> **Exercise prompt**: Report every line in the listing that contains the string "gettys".

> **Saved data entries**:
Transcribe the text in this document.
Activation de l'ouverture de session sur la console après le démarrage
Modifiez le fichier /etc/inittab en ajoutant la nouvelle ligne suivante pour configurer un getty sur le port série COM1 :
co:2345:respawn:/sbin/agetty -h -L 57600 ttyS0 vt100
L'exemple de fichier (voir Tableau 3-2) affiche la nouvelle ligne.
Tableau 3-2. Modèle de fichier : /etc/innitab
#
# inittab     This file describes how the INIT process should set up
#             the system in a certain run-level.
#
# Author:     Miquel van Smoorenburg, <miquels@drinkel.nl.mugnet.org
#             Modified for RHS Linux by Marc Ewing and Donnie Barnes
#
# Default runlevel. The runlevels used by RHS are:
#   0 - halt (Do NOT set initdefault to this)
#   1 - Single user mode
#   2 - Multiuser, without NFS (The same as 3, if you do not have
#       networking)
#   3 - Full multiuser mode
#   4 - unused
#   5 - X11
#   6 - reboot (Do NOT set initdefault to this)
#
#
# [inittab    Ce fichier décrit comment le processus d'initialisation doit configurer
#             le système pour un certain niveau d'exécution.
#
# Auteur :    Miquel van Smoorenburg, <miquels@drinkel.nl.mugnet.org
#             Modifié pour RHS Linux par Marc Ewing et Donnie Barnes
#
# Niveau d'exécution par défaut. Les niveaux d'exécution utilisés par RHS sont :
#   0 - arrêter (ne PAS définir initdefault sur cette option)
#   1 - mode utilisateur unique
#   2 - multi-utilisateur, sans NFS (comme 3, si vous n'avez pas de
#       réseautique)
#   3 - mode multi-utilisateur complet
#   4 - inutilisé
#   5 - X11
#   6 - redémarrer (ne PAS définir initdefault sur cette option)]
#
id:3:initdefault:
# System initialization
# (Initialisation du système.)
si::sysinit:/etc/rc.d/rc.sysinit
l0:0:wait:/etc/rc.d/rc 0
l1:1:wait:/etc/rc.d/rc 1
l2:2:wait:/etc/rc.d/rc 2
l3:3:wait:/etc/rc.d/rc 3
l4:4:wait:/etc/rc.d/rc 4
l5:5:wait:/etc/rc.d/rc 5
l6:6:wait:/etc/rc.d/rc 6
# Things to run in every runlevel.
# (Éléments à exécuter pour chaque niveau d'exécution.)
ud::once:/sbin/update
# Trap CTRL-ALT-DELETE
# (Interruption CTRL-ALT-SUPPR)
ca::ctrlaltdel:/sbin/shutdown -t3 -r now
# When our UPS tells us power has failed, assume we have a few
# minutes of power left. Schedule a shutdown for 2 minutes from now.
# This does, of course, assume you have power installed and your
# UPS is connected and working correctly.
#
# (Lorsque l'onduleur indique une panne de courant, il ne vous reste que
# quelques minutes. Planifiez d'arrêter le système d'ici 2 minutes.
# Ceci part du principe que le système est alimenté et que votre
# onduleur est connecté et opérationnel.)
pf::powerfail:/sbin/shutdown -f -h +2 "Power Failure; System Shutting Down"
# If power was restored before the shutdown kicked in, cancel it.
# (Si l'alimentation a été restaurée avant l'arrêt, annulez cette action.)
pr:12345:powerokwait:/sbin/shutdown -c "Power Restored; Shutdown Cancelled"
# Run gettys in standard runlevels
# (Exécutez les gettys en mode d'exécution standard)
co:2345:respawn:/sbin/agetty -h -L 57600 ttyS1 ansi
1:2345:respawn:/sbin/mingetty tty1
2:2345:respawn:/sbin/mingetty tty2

> **Output for this exercise**:
# Run gettys in standard runlevels
# (Exécutez les gettys en mode d'exécution standard)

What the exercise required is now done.